**MATERIALS PROVIDED:**
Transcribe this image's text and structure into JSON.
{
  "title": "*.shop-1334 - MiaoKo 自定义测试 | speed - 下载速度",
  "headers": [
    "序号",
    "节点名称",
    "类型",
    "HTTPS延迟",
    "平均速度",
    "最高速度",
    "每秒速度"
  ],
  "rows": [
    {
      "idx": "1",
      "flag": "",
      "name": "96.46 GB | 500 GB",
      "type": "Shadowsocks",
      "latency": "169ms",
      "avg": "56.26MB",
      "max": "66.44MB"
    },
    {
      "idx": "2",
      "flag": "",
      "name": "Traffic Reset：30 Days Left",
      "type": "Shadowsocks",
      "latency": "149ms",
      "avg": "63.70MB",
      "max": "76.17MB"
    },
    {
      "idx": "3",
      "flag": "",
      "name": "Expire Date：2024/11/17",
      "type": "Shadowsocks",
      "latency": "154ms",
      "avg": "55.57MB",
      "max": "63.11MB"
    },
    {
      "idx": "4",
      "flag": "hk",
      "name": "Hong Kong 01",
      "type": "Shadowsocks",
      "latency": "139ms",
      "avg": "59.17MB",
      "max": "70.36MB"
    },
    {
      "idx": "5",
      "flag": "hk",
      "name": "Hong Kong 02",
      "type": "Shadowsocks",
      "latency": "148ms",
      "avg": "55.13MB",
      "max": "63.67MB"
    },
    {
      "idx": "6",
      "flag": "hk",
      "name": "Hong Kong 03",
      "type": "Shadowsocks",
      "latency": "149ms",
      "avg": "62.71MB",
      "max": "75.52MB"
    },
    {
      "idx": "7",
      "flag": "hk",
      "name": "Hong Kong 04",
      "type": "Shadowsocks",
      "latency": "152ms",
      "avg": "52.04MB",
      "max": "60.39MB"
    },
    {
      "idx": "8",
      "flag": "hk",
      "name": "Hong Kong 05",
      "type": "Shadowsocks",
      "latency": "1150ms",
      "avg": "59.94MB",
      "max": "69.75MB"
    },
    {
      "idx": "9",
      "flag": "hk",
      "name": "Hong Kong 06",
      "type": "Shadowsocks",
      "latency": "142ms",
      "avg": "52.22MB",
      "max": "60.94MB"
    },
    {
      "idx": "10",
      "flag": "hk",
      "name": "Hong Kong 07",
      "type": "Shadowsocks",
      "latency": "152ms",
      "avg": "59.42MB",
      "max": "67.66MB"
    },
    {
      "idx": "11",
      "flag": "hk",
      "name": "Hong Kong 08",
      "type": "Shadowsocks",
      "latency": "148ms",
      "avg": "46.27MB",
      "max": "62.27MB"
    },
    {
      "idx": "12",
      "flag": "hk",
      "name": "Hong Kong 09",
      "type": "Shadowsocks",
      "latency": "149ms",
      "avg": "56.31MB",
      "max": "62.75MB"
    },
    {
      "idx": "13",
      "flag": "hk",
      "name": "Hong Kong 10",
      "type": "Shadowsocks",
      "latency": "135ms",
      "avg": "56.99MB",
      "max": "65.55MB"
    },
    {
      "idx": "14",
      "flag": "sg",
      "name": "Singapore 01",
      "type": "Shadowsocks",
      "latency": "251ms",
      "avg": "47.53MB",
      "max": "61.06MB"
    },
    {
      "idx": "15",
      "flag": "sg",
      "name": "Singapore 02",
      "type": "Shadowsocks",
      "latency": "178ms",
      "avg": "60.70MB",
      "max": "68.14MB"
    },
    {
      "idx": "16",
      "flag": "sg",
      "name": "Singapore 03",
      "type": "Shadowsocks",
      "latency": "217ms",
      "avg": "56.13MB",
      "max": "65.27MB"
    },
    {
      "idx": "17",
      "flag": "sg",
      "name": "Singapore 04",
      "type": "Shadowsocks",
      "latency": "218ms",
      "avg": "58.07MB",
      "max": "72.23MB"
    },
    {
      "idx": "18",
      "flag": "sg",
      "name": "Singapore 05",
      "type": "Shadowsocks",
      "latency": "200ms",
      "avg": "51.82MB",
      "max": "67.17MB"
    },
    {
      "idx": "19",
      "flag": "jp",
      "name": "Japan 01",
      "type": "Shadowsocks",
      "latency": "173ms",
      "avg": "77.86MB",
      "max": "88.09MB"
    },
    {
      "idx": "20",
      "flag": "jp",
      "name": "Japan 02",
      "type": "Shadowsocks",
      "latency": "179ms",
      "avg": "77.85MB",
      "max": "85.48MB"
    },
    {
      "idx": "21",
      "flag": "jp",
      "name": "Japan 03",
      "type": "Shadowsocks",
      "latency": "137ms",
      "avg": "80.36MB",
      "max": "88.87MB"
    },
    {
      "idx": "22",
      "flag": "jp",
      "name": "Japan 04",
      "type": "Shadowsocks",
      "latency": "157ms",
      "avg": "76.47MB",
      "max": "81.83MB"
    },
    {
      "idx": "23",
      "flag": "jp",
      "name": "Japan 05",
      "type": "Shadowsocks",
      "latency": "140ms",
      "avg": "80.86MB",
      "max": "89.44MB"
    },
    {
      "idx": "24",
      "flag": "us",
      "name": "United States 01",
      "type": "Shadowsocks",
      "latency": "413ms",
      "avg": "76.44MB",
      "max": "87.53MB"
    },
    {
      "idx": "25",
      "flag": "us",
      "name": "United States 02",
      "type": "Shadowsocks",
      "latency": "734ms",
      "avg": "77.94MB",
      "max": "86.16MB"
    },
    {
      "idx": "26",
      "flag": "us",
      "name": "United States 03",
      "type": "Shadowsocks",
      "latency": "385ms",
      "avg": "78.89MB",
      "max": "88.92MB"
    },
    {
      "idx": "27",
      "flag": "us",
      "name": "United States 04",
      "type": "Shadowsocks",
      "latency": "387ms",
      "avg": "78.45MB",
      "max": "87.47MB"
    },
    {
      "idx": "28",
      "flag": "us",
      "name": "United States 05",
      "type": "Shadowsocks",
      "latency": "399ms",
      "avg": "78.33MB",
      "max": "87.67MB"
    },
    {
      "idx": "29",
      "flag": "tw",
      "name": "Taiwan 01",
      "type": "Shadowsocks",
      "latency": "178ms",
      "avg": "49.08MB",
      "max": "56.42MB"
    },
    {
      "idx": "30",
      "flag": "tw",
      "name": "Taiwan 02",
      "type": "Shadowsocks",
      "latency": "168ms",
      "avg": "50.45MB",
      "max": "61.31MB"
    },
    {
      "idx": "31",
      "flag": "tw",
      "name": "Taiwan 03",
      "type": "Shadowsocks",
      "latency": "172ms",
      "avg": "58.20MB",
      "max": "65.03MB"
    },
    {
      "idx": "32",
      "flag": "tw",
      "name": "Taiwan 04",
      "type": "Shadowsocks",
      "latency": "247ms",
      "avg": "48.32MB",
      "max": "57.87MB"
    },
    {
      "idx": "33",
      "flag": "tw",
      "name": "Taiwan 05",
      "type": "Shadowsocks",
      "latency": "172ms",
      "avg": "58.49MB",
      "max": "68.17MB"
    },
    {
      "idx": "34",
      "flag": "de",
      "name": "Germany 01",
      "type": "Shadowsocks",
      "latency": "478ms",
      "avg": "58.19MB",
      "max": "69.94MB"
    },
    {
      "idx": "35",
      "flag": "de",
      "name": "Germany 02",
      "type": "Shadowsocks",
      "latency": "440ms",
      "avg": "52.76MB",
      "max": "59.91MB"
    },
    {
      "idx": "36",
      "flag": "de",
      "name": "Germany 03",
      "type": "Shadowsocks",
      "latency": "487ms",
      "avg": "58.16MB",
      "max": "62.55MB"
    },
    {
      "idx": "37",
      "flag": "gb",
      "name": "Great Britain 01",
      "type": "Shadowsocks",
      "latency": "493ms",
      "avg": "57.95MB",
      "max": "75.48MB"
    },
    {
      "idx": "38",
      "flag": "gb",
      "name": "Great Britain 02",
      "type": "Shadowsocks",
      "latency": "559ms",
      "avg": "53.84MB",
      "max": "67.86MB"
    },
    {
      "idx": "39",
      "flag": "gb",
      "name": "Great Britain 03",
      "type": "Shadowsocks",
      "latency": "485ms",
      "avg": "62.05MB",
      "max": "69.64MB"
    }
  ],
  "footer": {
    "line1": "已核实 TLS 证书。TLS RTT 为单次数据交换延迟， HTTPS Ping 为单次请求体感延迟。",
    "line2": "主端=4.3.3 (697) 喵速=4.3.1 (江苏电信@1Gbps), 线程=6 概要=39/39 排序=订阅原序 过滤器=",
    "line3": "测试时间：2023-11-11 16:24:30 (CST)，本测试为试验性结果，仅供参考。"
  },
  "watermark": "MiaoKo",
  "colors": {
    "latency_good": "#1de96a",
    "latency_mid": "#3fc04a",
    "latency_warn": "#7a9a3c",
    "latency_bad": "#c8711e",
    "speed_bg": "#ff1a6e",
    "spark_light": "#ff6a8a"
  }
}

**EXERCISE DIRECTIONS:** Give the number of lines that carry the word "Britain", with nothing added.

**FINISHED ANSWER:** 3